• WORK ORDER: Rewrite the passage about the Wisteria machine below, starting at the words "The Aquarius partition" and ending after "of memory bandwidth.", with "partition" changed to "segment" everywhere it appears.

• TEXT:
The Aquarius partition of the Wisteria machine is comprised of Fujitsu Primergy GX2570 servers, which have two X86 processors and eight Nvidia V100 or A100 GPU accelerators in a rack-mounted, 4U chassis. This partition has a total of 45 nodes, and it will be equipped with a pair of the impending “Ice Lake” Xeon SP processors from Intel and eight of the Nvidia A100 accelerators. At double precision floating point, the Wisteria-Aquarius partition is rated at 7.2 petaflops, but with lower precision and sparse matrix support, those A100s can drive about 25X the throughput at 4-bit integer math with sparse matrix on. The Wisteria-Aquarius partition has 36.5 TB of combined HBM2 memory with 578.2 TB/sec of memory bandwidth.

Just a reminder, the closest analogy to a CPU core with an Nvidia GPU is the streaming multiprocessor, and the GA100 GPU has 128 of these on the die and 108 of them are activated on the A100 GPU accelerators that Nvidia is currently selling. (At some point, the 7 nanometer processes that Taiwan Semiconductor Manufacturing Corp is using to etch the GA100 GPU will improve and more of these streaming multiprocessors will be able to do work and we should expect a refresh of the product line, likely with an expansion of memory to the full 48 GB of HBM2 on the device.) The Wisteria-Aquarius partition has what is effectively 38,880 cores delivering that 7.2 petaflops. The GPUs have much higher compute density – that’s an order of magnitude more “cores” on the CPUs but only 3.6X more performance – but we will venture based on past results that the computational efficiency for HPC workloads on the A64FX portion of the Wisteria machine will be in the 90 percent range after tuning, and the hybrid CPU-GPU portion will be lucky to be in the 70 percent range. This efficiency gap has been reflected in the High Performance Linpack results as well as HPCG and other tests and comes as no surprise to us. Getting two things to work together in harmony is harder than getting one thing to work well. The CPU-GPU partition is, however, going to be cheaper per unit of peak compute and probably offer better energy efficiency. None of that matters much because for the moment machine learning training is done on GPUs. Full stop.

• EXTRACTED INFORMATION:
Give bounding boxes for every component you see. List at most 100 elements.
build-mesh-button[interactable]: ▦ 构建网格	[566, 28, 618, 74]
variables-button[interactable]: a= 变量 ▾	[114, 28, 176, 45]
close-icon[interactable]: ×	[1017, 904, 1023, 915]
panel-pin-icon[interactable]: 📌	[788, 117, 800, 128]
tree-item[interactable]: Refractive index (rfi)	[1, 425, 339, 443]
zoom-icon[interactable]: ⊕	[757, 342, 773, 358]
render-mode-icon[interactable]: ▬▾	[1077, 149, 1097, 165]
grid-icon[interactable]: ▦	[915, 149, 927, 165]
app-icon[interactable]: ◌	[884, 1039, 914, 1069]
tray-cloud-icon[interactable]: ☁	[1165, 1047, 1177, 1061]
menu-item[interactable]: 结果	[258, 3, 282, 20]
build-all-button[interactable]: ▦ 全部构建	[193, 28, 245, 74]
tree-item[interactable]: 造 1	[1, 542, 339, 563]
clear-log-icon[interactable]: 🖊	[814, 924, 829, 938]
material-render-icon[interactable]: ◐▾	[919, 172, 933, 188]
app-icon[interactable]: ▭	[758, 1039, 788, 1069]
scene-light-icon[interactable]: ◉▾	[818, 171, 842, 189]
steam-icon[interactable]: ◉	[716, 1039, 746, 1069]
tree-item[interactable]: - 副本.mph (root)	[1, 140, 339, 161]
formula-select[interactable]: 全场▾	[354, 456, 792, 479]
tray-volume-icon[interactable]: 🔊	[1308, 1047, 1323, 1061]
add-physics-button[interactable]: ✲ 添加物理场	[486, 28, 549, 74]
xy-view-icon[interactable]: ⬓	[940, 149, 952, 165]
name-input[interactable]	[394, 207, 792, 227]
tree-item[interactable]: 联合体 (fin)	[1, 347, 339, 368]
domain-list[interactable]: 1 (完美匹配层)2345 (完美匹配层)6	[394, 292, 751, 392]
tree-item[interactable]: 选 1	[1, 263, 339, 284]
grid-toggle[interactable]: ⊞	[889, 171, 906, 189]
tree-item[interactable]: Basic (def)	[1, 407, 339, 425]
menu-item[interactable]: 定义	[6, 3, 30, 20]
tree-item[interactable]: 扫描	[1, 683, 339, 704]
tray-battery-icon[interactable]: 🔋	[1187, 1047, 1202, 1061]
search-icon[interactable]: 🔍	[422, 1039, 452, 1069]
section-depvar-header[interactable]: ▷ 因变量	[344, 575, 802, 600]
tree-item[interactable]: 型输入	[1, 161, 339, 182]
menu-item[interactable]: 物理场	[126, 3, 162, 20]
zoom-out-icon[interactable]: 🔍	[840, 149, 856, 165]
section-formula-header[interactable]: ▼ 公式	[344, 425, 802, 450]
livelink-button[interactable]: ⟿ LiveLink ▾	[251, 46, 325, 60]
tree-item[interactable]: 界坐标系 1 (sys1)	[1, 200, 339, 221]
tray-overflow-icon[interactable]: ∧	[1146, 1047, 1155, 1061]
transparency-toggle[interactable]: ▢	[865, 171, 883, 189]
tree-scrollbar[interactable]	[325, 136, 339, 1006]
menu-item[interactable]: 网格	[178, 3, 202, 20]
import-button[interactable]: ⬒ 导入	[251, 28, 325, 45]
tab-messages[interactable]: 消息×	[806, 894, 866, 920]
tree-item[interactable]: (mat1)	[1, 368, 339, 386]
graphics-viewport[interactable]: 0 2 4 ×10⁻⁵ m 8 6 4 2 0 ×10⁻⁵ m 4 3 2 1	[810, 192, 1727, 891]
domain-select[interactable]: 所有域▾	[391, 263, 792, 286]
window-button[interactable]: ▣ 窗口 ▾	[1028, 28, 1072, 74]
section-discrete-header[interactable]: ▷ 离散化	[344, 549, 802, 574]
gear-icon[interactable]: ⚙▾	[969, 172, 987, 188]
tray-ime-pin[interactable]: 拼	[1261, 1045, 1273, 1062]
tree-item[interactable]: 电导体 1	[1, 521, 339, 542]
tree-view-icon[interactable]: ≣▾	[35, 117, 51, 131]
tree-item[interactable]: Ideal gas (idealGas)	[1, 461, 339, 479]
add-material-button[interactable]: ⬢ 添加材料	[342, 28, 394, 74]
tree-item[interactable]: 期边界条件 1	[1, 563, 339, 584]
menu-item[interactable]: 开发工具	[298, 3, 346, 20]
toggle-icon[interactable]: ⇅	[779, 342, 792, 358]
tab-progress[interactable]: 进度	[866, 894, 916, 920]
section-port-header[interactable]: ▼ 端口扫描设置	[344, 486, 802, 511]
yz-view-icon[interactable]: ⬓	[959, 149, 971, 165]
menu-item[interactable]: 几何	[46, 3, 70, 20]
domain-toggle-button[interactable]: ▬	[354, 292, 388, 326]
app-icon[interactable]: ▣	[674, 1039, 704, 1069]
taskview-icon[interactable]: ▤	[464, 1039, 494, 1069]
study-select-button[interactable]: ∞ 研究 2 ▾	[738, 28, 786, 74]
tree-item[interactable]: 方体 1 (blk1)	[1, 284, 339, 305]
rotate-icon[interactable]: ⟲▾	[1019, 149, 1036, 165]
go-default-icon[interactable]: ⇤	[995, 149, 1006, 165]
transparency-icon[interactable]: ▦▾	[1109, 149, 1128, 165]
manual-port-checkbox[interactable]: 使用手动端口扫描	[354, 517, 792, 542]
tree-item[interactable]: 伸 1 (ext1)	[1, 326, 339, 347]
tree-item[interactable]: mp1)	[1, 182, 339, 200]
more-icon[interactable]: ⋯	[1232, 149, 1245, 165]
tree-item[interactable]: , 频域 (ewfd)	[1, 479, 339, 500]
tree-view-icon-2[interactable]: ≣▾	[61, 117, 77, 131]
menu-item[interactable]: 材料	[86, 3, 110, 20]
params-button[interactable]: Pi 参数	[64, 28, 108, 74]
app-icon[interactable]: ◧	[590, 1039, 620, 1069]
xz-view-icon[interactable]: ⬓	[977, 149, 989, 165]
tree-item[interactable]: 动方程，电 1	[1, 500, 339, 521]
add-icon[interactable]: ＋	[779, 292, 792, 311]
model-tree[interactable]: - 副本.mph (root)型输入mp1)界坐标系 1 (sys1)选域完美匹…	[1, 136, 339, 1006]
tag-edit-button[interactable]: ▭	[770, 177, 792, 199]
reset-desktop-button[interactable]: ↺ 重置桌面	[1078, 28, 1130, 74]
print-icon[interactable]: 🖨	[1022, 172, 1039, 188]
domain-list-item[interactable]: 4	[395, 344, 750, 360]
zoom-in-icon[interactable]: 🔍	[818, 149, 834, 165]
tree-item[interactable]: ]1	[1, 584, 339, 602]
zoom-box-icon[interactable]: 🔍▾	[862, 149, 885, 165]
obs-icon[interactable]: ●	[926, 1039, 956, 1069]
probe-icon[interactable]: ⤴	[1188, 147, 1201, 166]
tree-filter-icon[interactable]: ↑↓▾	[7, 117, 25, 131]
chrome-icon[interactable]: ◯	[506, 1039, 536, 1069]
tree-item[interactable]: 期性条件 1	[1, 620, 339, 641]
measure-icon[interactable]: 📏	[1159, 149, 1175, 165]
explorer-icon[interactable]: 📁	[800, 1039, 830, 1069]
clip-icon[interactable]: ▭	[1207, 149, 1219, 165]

• OUTPUT OF THE TASK:
The Aquarius segment of the Wisteria machine is comprised of Fujitsu Primergy GX2570 servers, which have two X86 processors and eight Nvidia V100 or A100 GPU accelerators in a rack-mounted, 4U chassis. This segment has a total of 45 nodes, and it will be equipped with a pair of the impending “Ice Lake” Xeon SP processors from Intel and eight of the Nvidia A100 accelerators. At double precision floating point, the Wisteria-Aquarius segment is rated at 7.2 petaflops, but with lower precision and sparse matrix support, those A100s can drive about 25X the throughput at 4-bit integer math with sparse matrix on. The Wisteria-Aquarius segment has 36.5 TB of combined HBM2 memory with 578.2 TB/sec of memory bandwidth.